**Job 1**
Which hashtags appear at the top of the article on Java virtual threads?
[Begin Source passage]
Java Virtual Threads in 2025: Scalable I/O Without Async Hell (and the Real Limits)

#java #projectloom #concurrency #virtualthreads

Note This article uses Java 21 as the baseline. Virtual threads are stable in Java 21 (JEP 444), so no preview flags are needed here.

Originally published on engnotes.dev: https://engnotes.dev/blog/project-loom/virtual-threads-revolution-part-1
This is a shortened version with the same core code and takeaways.

If you have worked on Java backends long enough, you have probably seen the same problem show up again and again. The business logic is not especially hard. The traffic is. Then the thread math starts. How many threads, how much memory, how much waiting, how much tuning before the whole thing starts feeling awkward.

That is the pain virtual threads address.

The Old Problem

Platform threads are expensive. Each one uses real OS resources and carries a meaningful memory cost. For blocking I/O workloads, that puts a ceiling on concurrency much earlier than most teams want.

This is the usual shape:

public class PlatformThreadPoolServer {
    private static final int PORT = 8080;
    private static final int THREAD_POOL_SIZE = 20;
    private static final long BLOCKING_SIMULATION_TIME = 200;

    public static void main(String[] args) throws IOException {
        ExecutorService threadPoolExecutor = Executors.newFixedThreadPool(THREAD_POOL_SIZE);
        HttpServer server = HttpServer.create(new InetSocketAddress(8080), 0);

        server.createContext("/api", exchange -> {
            threadPoolExecutor.submit(() -> {
                try {
                    Thread.sleep(BLOCKING_SIMULATION_TIME);
                    String response = "Platform Thread Ok\n";
                    exchange.sendResponseHeaders(200, response.length());
                    exchange.getResponseBody().write(response.getBytes());
                    exchange.close();
                } catch (Exception e) {
                    e.printStackTrace();
                }
            });
        });

        server.setExecutor(null);
        server.start();
    }
}

This works, until too many requests block at once. Then threads stay tied up, queues grow, and latency starts getting ugly.

Most of us worked around that with bigger pools, more tuning, or async/reactive code. Sometimes that was the right call. A lot of the time it was just the cost of an old model.

What Virtual Threads Change

The big change is not new syntax. The code still looks like normal Java.

public class VirtualThreadPoolServer {
    private static final int PORT = 8080;
    private static final long BLOCKING_SIMULATION_TIME = 200;

    public static void main(String[] args) throws IOException {
        ExecutorService loomExecutor = Executors.newVirtualThreadPerTaskExecutor();
        HttpServer server = HttpServer.create(new InetSocketAddress(8080), 0);
        server.createContext("/api", exchange -> {
            loomExecutor.submit(() -> {
                try {
                    Thread.sleep(BLOCKING_SIMULATION_TIME);
                    String response = "Virtual Thread Ok\n";
                    exchange.sendResponseHeaders(200, response.length());
                    exchange.getResponseBody().write(response.getBytes());
                    exchange.close();
                } catch (InterruptedException e) {
                    Thread.currentThread().interrupt();
                } catch (Exception e) {
                    e.printStackTrace();
                }
            });
        });

        server.setExecutor(null);
        server.start();
    }
}

That is why Loom feels so practical. The control flow stays direct. The code stays readable. But the runtime behavior changes in a way that matters a lot for I/O-heavy systems.
[End Source passage]
**Job 2**
Give the rows as a Markdown table with the columns Number and Row line, starting with the line that contains "hallway-floor-entry <box>332 452" and going on through the line that contains "shower-icon <box>336 187 378 231</box>".
[Begin Data for processing]
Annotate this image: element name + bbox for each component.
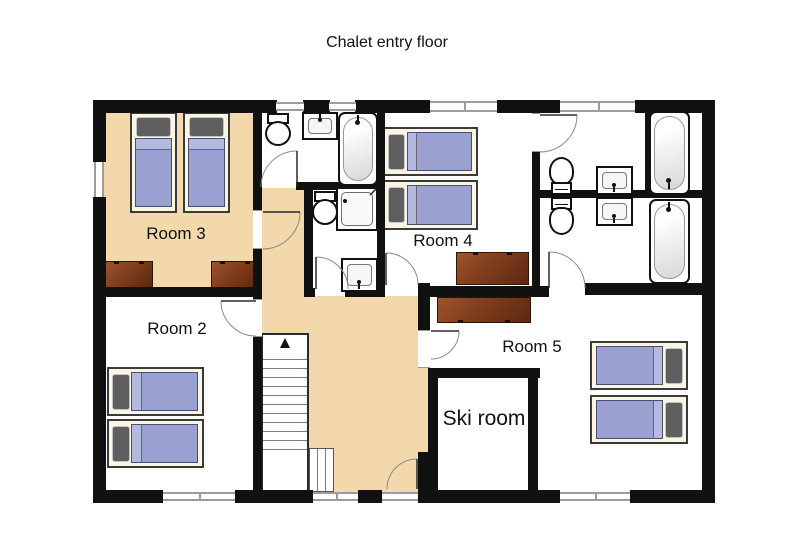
hallway-floor-entry <box>332 452 418 492</box>
wall-segment <box>93 100 106 162</box>
wall-segment <box>304 288 315 297</box>
bed <box>383 180 478 230</box>
door-opening <box>253 210 262 249</box>
wall-segment <box>418 283 430 332</box>
bed <box>183 112 230 213</box>
dresser <box>105 261 153 288</box>
window <box>560 492 630 501</box>
shower-icon <box>336 187 378 231</box>
wall-segment <box>418 490 560 503</box>
bed-pillow <box>136 117 170 137</box>
wall-segment <box>93 197 106 503</box>
bed-pillow <box>112 426 130 462</box>
room3-label: Room 3 <box>146 224 206 244</box>
wall-segment <box>253 113 262 210</box>
door-opening <box>253 299 262 337</box>
wall-segment <box>702 100 715 503</box>
dresser <box>456 252 529 285</box>
wall-segment <box>235 490 313 503</box>
toilet-tank <box>551 182 572 195</box>
window <box>313 492 358 501</box>
window <box>94 162 104 197</box>
ski-room-label: Ski room <box>443 407 526 431</box>
bed-pillow <box>388 187 405 224</box>
door-opening <box>418 330 430 368</box>
bed-pillow <box>665 348 683 384</box>
staircase <box>261 333 309 492</box>
room2-label: Room 2 <box>147 319 207 339</box>
window <box>329 102 356 111</box>
room5-label: Room 5 <box>502 337 562 357</box>
bed <box>383 127 478 176</box>
wall-segment <box>93 287 253 297</box>
dresser <box>211 261 259 288</box>
room4-label: Room 4 <box>413 231 473 251</box>
wall-segment <box>497 100 560 113</box>
wall-segment <box>428 368 540 378</box>
stair-landing <box>309 448 334 492</box>
vestibule-floor <box>262 188 305 338</box>
page-title: Chalet entry floor <box>326 34 448 52</box>
window <box>163 492 235 501</box>
toilet-icon <box>549 207 574 235</box>
door-opening <box>532 113 540 152</box>
wall-segment <box>253 249 262 301</box>
hallway-floor-main <box>305 336 430 452</box>
window <box>430 101 497 112</box>
bed-pillow <box>388 134 405 170</box>
bed-pillow <box>189 117 223 137</box>
stairs-up-arrow-icon <box>280 338 290 348</box>
bed <box>107 419 204 468</box>
bed <box>590 341 688 390</box>
wall-segment <box>253 337 262 492</box>
wall-segment <box>532 150 540 290</box>
wall-segment <box>418 452 430 492</box>
window <box>560 101 635 112</box>
dresser <box>437 297 531 323</box>
toilet-icon <box>312 199 338 225</box>
toilet-icon <box>549 157 574 185</box>
entry-door-opening <box>382 492 418 501</box>
window <box>276 102 304 111</box>
wall-segment <box>304 188 313 296</box>
bed <box>590 395 688 444</box>
floor-plan: Chalet entry floor <box>0 0 800 533</box>
wall-segment <box>528 368 538 498</box>
wall-segment <box>93 100 277 113</box>
wall-segment <box>585 283 702 295</box>
bed <box>130 112 177 213</box>
stair-treads <box>263 351 307 450</box>
wall-segment <box>358 490 382 503</box>
toilet-icon <box>265 121 291 146</box>
bed-pillow <box>665 402 683 438</box>
wall-segment <box>377 113 385 296</box>
hallway-floor-upper <box>305 296 418 336</box>
bed-pillow <box>112 374 130 410</box>
bed <box>107 367 204 416</box>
[End Data for processing]
**Written answer 1**
#java, #projectloom, #concurrency, #virtualthreads

**Written answer 2**
| Number | Row line |
|---|---|
| 1 | hallway-floor-entry <box>332 452 418 492</box> |
| 2 | wall-segment <box>93 100 106 162</box> |
| 3 | wall-segment <box>304 288 315 297</box> |
| 4 | bed <box>383 180 478 230</box> |
| 5 | door-opening <box>253 210 262 249</box> |
| 6 | wall-segment <box>418 283 430 332</box> |
| 7 | bed <box>183 112 230 213</box> |
| 8 | dresser <box>105 261 153 288</box> |
| 9 | window <box>560 492 630 501</box> |
| 10 | shower-icon <box>336 187 378 231</box> |